Collected data:
-- begin --
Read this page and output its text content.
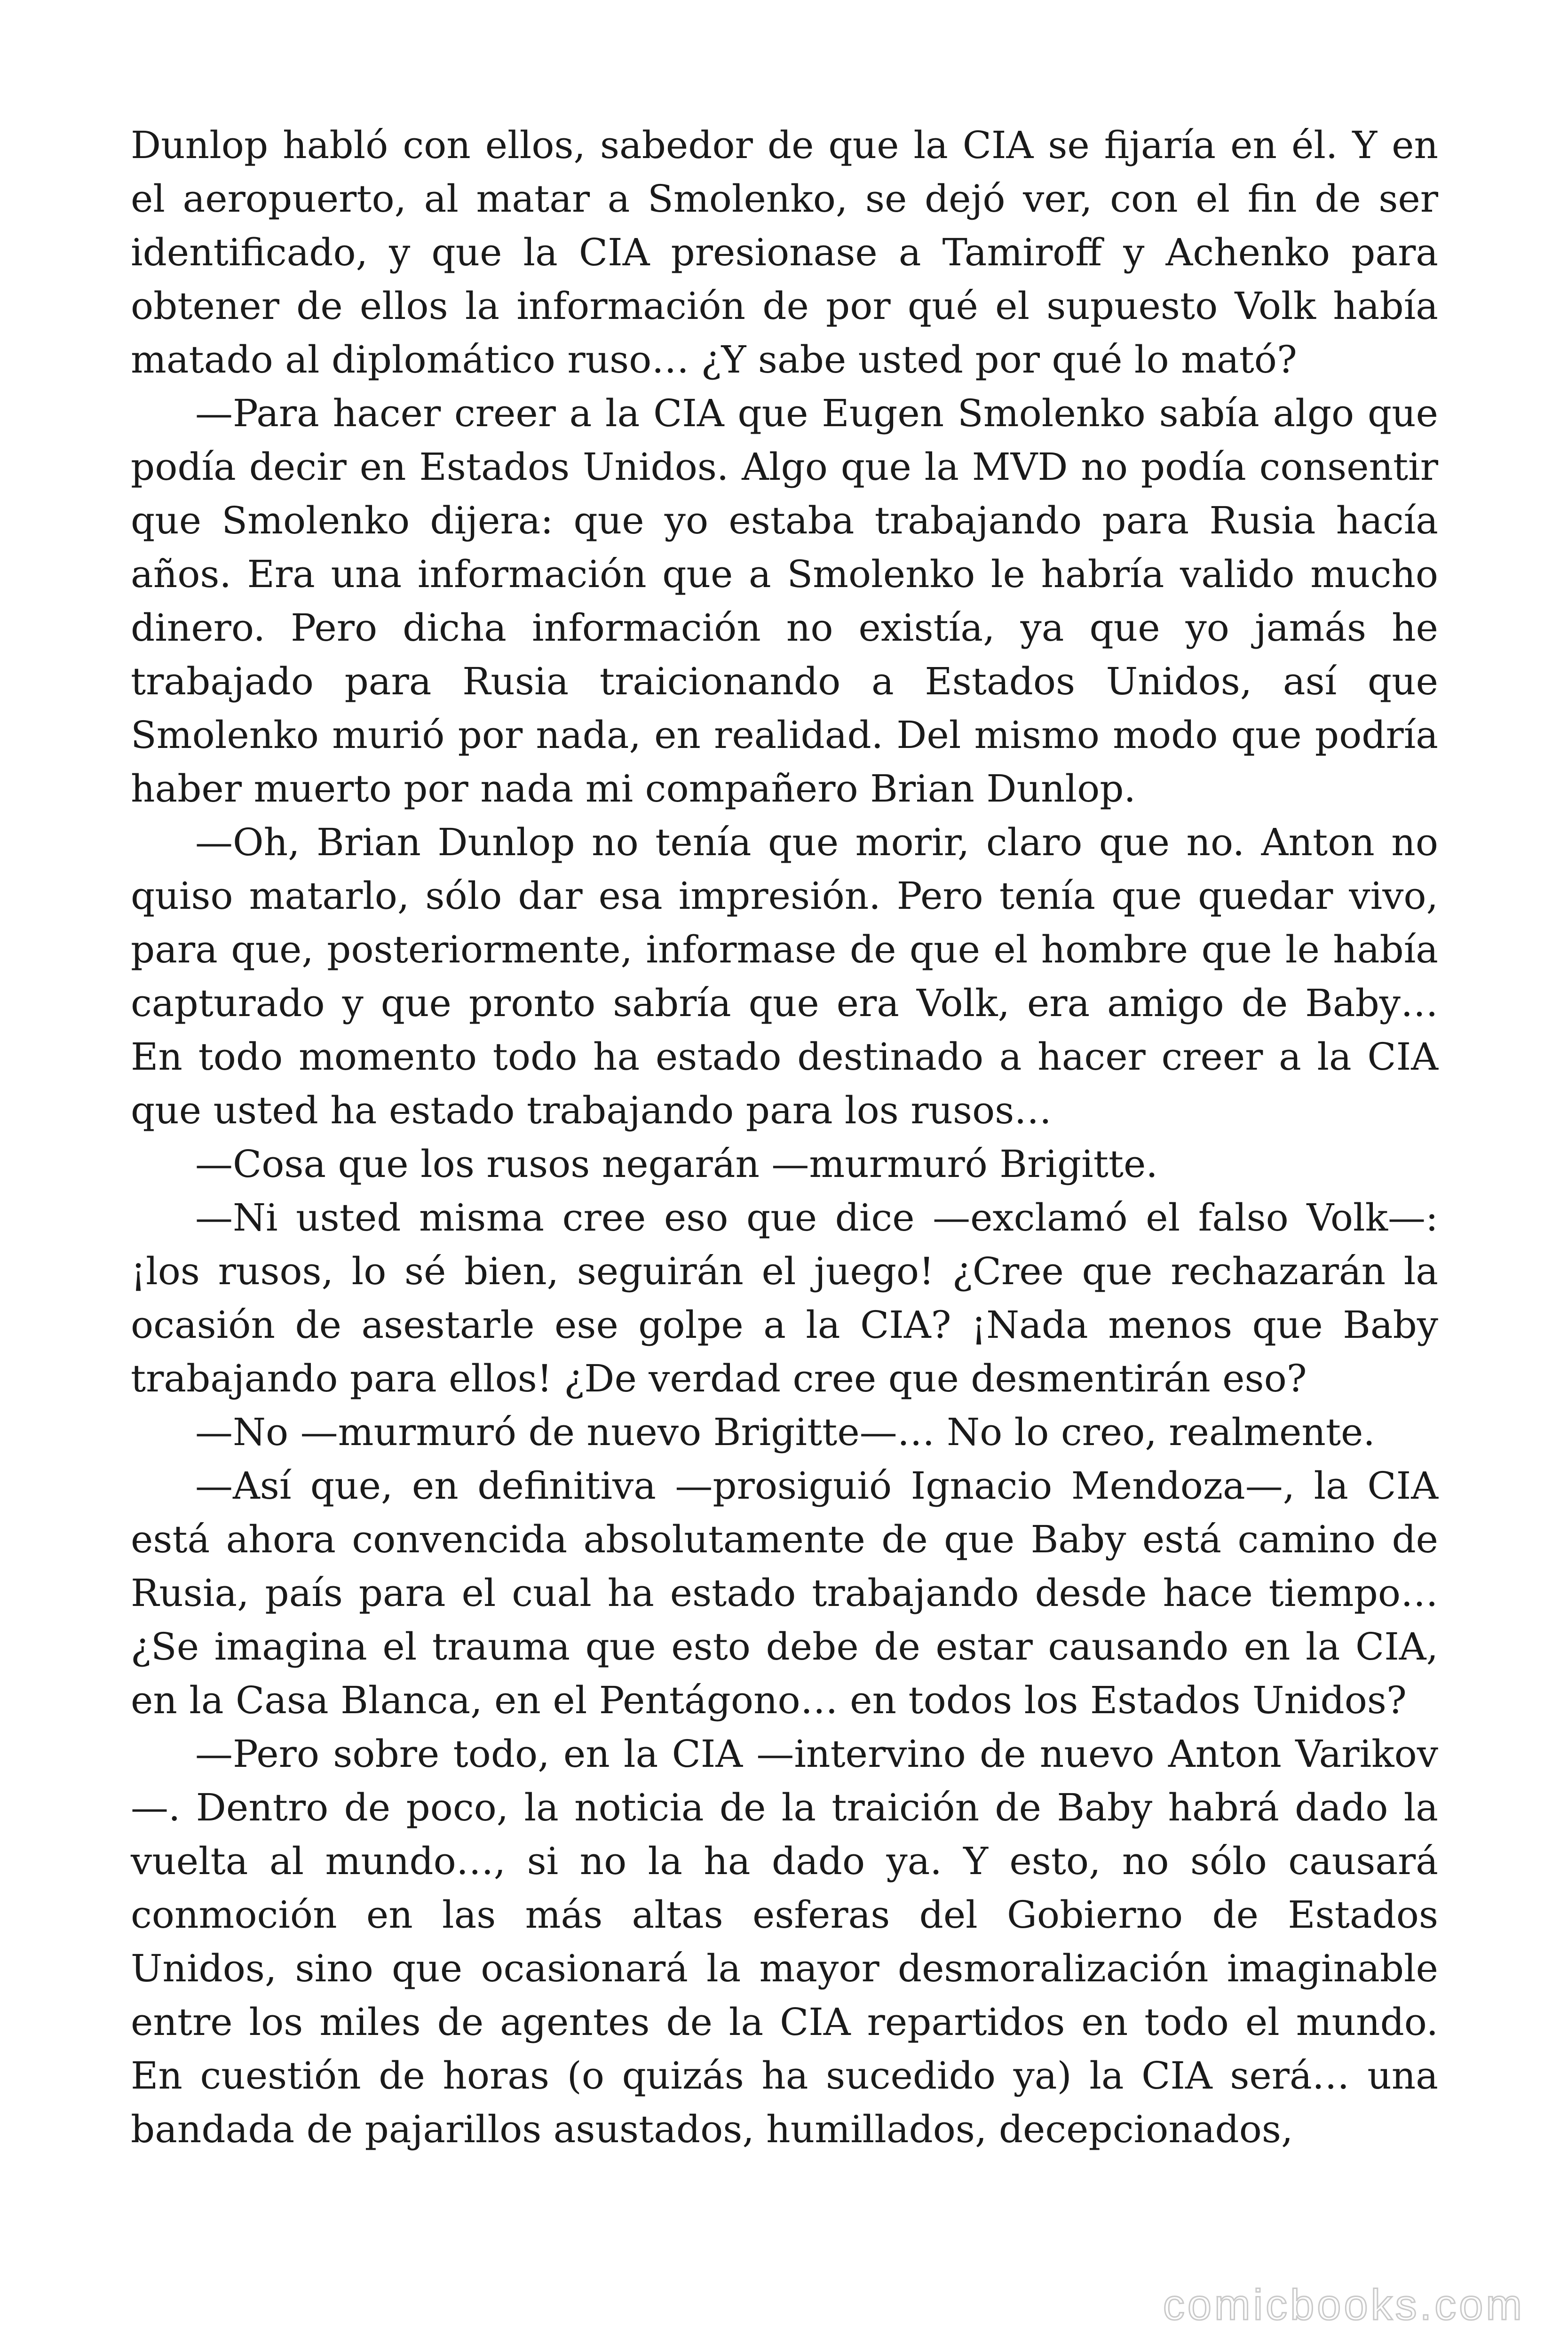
Dunlop habló con ellos, sabedor de que la CIA se fijaría en él. Y en el aeropuerto, al matar a Smolenko, se dejó ver, con el fin de ser identificado, y que la CIA presionase a Tamiroff y Achenko para obtener de ellos la información de por qué el supuesto Volk había matado al diplomático ruso… ¿Y sabe usted por qué lo mató?

—Para hacer creer a la CIA que Eugen Smolenko sabía algo que podía decir en Estados Unidos. Algo que la MVD no podía consentir que Smolenko dijera: que yo estaba trabajando para Rusia hacía años. Era una información que a Smolenko le habría valido mucho dinero. Pero dicha información no existía, ya que yo jamás he trabajado para Rusia traicionando a Estados Unidos, así que Smolenko murió por nada, en realidad. Del mismo modo que podría haber muerto por nada mi compañero Brian Dunlop.

—Oh, Brian Dunlop no tenía que morir, claro que no. Anton no quiso matarlo, sólo dar esa impresión. Pero tenía que quedar vivo, para que, posteriormente, informase de que el hombre que le había capturado y que pronto sabría que era Volk, era amigo de Baby… En todo momento todo ha estado destinado a hacer creer a la CIA que usted ha estado trabajando para los rusos…

—Cosa que los rusos negarán —murmuró Brigitte.

—Ni usted misma cree eso que dice —exclamó el falso Volk—: ¡los rusos, lo sé bien, seguirán el juego! ¿Cree que rechazarán la ocasión de asestarle ese golpe a la CIA? ¡Nada menos que Baby trabajando para ellos! ¿De verdad cree que desmentirán eso?

—No —murmuró de nuevo Brigitte—… No lo creo, realmente.

—Así que, en definitiva —prosiguió Ignacio Mendoza—, la CIA está ahora convencida absolutamente de que Baby está camino de Rusia, país para el cual ha estado trabajando desde hace tiempo… ¿Se imagina el trauma que esto debe de estar causando en la CIA, en la Casa Blanca, en el Pentágono… en todos los Estados Unidos?

—Pero sobre todo, en la CIA —intervino de nuevo Anton Varikov—. Dentro de poco, la noticia de la traición de Baby habrá dado la vuelta al mundo…, si no la ha dado ya. Y esto, no sólo causará conmoción en las más altas esferas del Gobierno de Estados Unidos, sino que ocasionará la mayor desmoralización imaginable entre los miles de agentes de la CIA repartidos en todo el mundo. En cuestión de horas (o quizás ha sucedido ya) la CIA será… una bandada de pajarillos asustados, humillados, decepcionados,

comicbooks.com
-- end --
| Problem statement |
Retype the entries word for word. Omit any images.

| Answer for this exercise |
Read this page and output its text content.
Dunlop habló con ellos, sabedor de que la CIA se fijaría en él. Y en el aeropuerto, al matar a Smolenko, se dejó ver, con el fin de ser identificado, y que la CIA presionase a Tamiroff y Achenko para obtener de ellos la información de por qué el supuesto Volk había matado al diplomático ruso… ¿Y sabe usted por qué lo mató?

—Para hacer creer a la CIA que Eugen Smolenko sabía algo que podía decir en Estados Unidos. Algo que la MVD no podía consentir que Smolenko dijera: que yo estaba trabajando para Rusia hacía años. Era una información que a Smolenko le habría valido mucho dinero. Pero dicha información no existía, ya que yo jamás he trabajado para Rusia traicionando a Estados Unidos, así que Smolenko murió por nada, en realidad. Del mismo modo que podría haber muerto por nada mi compañero Brian Dunlop.

—Oh, Brian Dunlop no tenía que morir, claro que no. Anton no quiso matarlo, sólo dar esa impresión. Pero tenía que quedar vivo, para que, posteriormente, informase de que el hombre que le había capturado y que pronto sabría que era Volk, era amigo de Baby… En todo momento todo ha estado destinado a hacer creer a la CIA que usted ha estado trabajando para los rusos…

—Cosa que los rusos negarán —murmuró Brigitte.

—Ni usted misma cree eso que dice —exclamó el falso Volk—: ¡los rusos, lo sé bien, seguirán el juego! ¿Cree que rechazarán la ocasión de asestarle ese golpe a la CIA? ¡Nada menos que Baby trabajando para ellos! ¿De verdad cree que desmentirán eso?

—No —murmuró de nuevo Brigitte—… No lo creo, realmente.

—Así que, en definitiva —prosiguió Ignacio Mendoza—, la CIA está ahora convencida absolutamente de que Baby está camino de Rusia, país para el cual ha estado trabajando desde hace tiempo… ¿Se imagina el trauma que esto debe de estar causando en la CIA, en la Casa Blanca, en el Pentágono… en todos los Estados Unidos?

—Pero sobre todo, en la CIA —intervino de nuevo Anton Varikov—. Dentro de poco, la noticia de la traición de Baby habrá dado la vuelta al mundo…, si no la ha dado ya. Y esto, no sólo causará conmoción en las más altas esferas del Gobierno de Estados Unidos, sino que ocasionará la mayor desmoralización imaginable entre los miles de agentes de la CIA repartidos en todo el mundo. En cuestión de horas (o quizás ha sucedido ya) la CIA será… una bandada de pajarillos asustados, humillados, decepcionados,

comicbooks.com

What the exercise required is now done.